MATERIAL:
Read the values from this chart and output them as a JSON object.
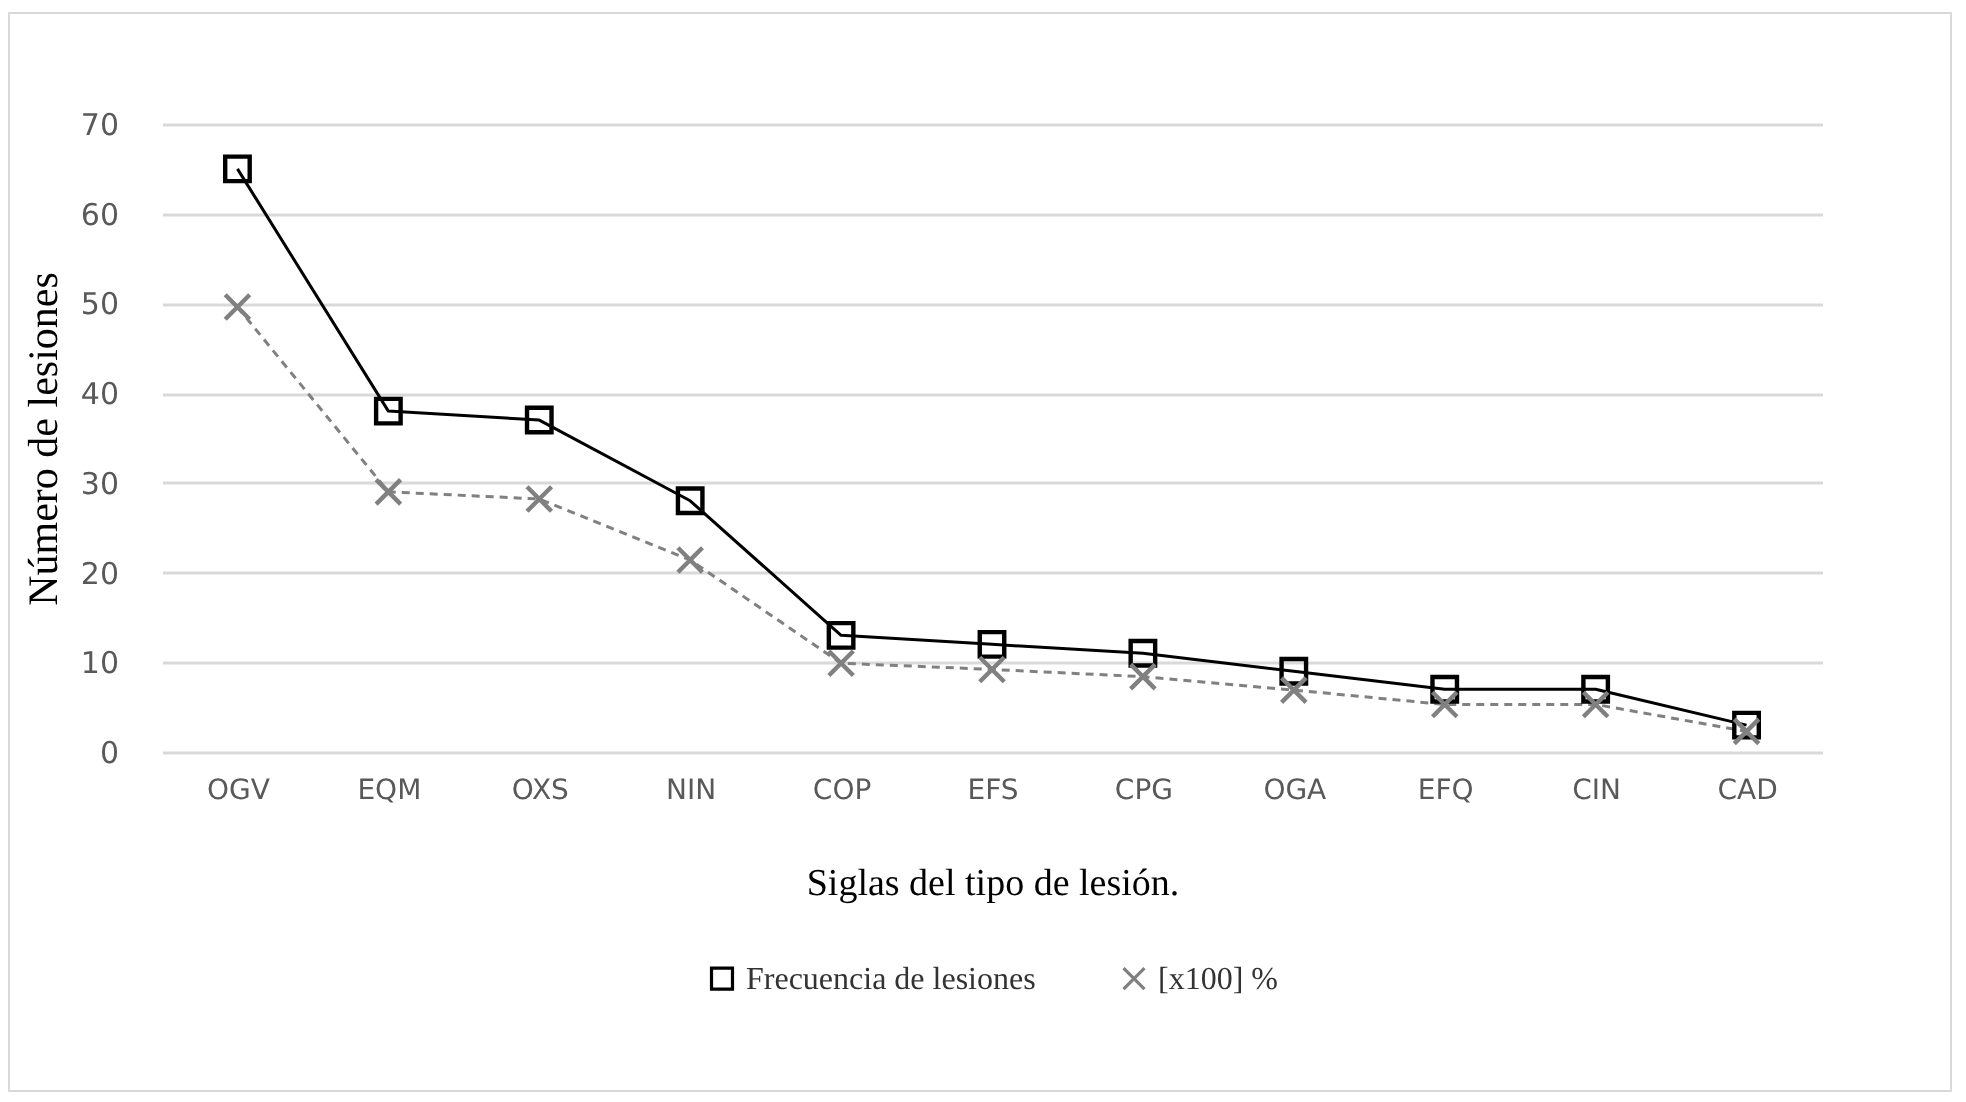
{
  "chart_data": {
    "type": "line",
    "xlabel": "Siglas del tipo de lesión.",
    "ylabel": "Número de lesiones",
    "categories": [
      "OGV",
      "EQM",
      "OXS",
      "NIN",
      "COP",
      "EFS",
      "CPG",
      "OGA",
      "EFQ",
      "CIN",
      "CAD"
    ],
    "series": [
      {
        "name": "Frecuencia de lesiones",
        "color": "#000000",
        "marker": "square",
        "line_style": "solid",
        "values": [
          65,
          38,
          37,
          28,
          13,
          12,
          11,
          9,
          7,
          7,
          3
        ]
      },
      {
        "name": "[x100] %",
        "color": "#808080",
        "marker": "cross",
        "line_style": "dashed",
        "values": [
          49.6,
          29.0,
          28.2,
          21.4,
          9.9,
          9.2,
          8.4,
          6.9,
          5.3,
          5.3,
          2.3
        ]
      }
    ],
    "ylim": [
      0,
      70
    ],
    "yticks": [
      0,
      10,
      20,
      30,
      40,
      50,
      60,
      70
    ],
    "grid": "y",
    "legend": "bottom"
  }
}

EXERCISE:
Copy all lines from the material that hold "name".

RESULT:
        "name": "Frecuencia de lesiones",
        "name": "[x100] %",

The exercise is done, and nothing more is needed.